Written instruction => Check each line of the material below, and copy it if it holds the string "Power".

+--

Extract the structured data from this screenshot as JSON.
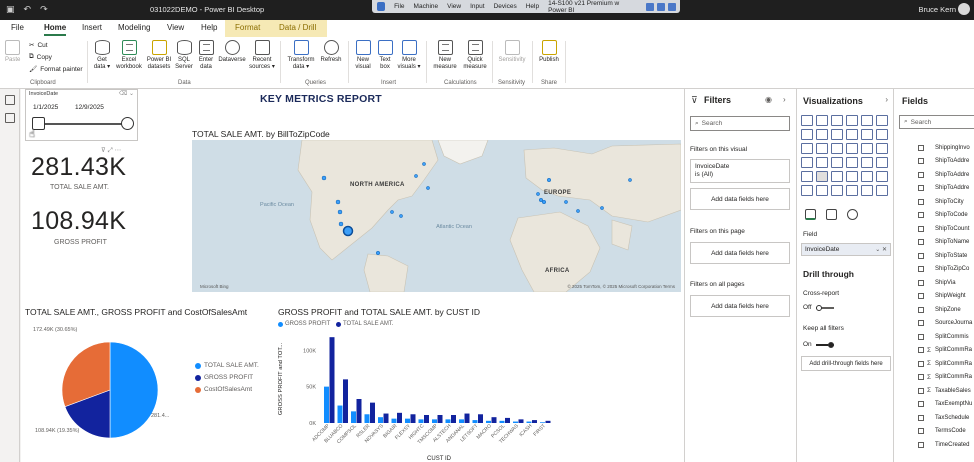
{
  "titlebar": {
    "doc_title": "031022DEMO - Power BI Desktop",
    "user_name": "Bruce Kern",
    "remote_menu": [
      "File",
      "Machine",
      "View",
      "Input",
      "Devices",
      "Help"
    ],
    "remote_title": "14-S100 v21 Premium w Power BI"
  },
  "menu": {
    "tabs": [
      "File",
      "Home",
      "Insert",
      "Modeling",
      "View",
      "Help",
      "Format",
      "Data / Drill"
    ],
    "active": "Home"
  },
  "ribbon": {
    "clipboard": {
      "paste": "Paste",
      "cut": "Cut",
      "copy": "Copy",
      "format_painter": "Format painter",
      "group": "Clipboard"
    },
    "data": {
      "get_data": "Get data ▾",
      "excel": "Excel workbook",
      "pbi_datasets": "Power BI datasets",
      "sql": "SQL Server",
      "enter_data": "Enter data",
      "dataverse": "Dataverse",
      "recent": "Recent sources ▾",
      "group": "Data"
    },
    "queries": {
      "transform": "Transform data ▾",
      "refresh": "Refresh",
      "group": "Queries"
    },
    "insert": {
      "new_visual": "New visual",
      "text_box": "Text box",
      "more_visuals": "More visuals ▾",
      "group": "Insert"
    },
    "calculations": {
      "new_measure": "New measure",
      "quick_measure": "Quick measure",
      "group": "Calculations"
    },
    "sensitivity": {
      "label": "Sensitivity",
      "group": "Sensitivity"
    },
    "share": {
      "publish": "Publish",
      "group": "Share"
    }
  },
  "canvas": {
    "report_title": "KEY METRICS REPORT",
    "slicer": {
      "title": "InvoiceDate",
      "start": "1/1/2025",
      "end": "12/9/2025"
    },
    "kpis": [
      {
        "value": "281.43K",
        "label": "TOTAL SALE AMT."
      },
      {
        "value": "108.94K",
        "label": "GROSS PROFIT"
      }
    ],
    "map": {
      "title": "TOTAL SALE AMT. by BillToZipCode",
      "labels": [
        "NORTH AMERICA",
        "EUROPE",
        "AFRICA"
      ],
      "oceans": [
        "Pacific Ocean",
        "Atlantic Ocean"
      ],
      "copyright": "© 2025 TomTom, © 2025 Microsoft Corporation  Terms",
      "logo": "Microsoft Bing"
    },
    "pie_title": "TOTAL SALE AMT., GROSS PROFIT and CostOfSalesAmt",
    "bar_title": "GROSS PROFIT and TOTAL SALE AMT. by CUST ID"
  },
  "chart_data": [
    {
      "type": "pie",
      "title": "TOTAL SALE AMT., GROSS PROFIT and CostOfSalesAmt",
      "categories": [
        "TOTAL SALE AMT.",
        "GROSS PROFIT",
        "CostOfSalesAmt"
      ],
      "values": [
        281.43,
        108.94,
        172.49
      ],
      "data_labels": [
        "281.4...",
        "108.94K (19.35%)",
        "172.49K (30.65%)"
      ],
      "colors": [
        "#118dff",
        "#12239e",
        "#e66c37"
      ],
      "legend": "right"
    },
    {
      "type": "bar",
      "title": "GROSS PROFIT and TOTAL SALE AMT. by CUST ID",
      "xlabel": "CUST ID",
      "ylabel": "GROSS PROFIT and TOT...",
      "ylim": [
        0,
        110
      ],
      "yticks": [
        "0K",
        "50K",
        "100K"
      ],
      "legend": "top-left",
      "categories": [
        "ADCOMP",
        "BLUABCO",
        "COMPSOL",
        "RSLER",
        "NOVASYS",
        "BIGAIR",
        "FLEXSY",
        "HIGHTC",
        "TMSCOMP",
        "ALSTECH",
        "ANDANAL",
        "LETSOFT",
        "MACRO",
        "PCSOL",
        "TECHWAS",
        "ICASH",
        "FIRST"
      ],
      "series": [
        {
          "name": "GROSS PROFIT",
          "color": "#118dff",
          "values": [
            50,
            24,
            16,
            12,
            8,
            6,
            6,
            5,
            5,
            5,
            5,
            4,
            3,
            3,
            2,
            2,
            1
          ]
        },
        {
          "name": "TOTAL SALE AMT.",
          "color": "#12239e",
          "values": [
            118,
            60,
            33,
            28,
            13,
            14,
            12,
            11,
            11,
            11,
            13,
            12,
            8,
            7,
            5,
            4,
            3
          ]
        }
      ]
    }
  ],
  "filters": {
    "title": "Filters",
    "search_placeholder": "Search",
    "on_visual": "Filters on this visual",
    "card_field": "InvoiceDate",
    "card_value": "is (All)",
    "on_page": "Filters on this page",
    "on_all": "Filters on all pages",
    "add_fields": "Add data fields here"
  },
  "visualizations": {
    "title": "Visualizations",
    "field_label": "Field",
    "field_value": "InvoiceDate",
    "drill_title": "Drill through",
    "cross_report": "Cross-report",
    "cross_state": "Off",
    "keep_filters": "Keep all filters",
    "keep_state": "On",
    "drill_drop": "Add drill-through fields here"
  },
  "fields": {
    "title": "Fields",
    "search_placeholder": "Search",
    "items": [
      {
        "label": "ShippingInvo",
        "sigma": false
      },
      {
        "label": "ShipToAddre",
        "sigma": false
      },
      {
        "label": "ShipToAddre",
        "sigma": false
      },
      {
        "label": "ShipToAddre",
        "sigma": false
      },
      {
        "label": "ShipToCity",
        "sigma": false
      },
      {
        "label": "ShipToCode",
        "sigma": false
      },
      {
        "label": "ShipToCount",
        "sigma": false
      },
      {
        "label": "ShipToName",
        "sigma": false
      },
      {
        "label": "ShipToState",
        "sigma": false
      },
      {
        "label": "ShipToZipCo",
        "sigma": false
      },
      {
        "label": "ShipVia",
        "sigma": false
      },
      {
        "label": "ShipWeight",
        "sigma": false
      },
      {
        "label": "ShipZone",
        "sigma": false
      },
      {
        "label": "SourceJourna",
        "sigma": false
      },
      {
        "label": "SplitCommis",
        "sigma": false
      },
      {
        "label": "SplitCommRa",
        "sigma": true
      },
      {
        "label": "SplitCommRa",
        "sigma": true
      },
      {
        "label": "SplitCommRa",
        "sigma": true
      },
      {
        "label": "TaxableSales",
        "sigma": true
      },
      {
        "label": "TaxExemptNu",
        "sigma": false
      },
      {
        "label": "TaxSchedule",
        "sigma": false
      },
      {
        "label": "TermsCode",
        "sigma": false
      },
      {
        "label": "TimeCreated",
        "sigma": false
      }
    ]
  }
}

+--

Result of this task =>
    "doc_title": "031022DEMO - Power BI Desktop",
    "remote_title": "14-S100 v21 Premium w Power BI"
      "pbi_datasets": "Power BI datasets",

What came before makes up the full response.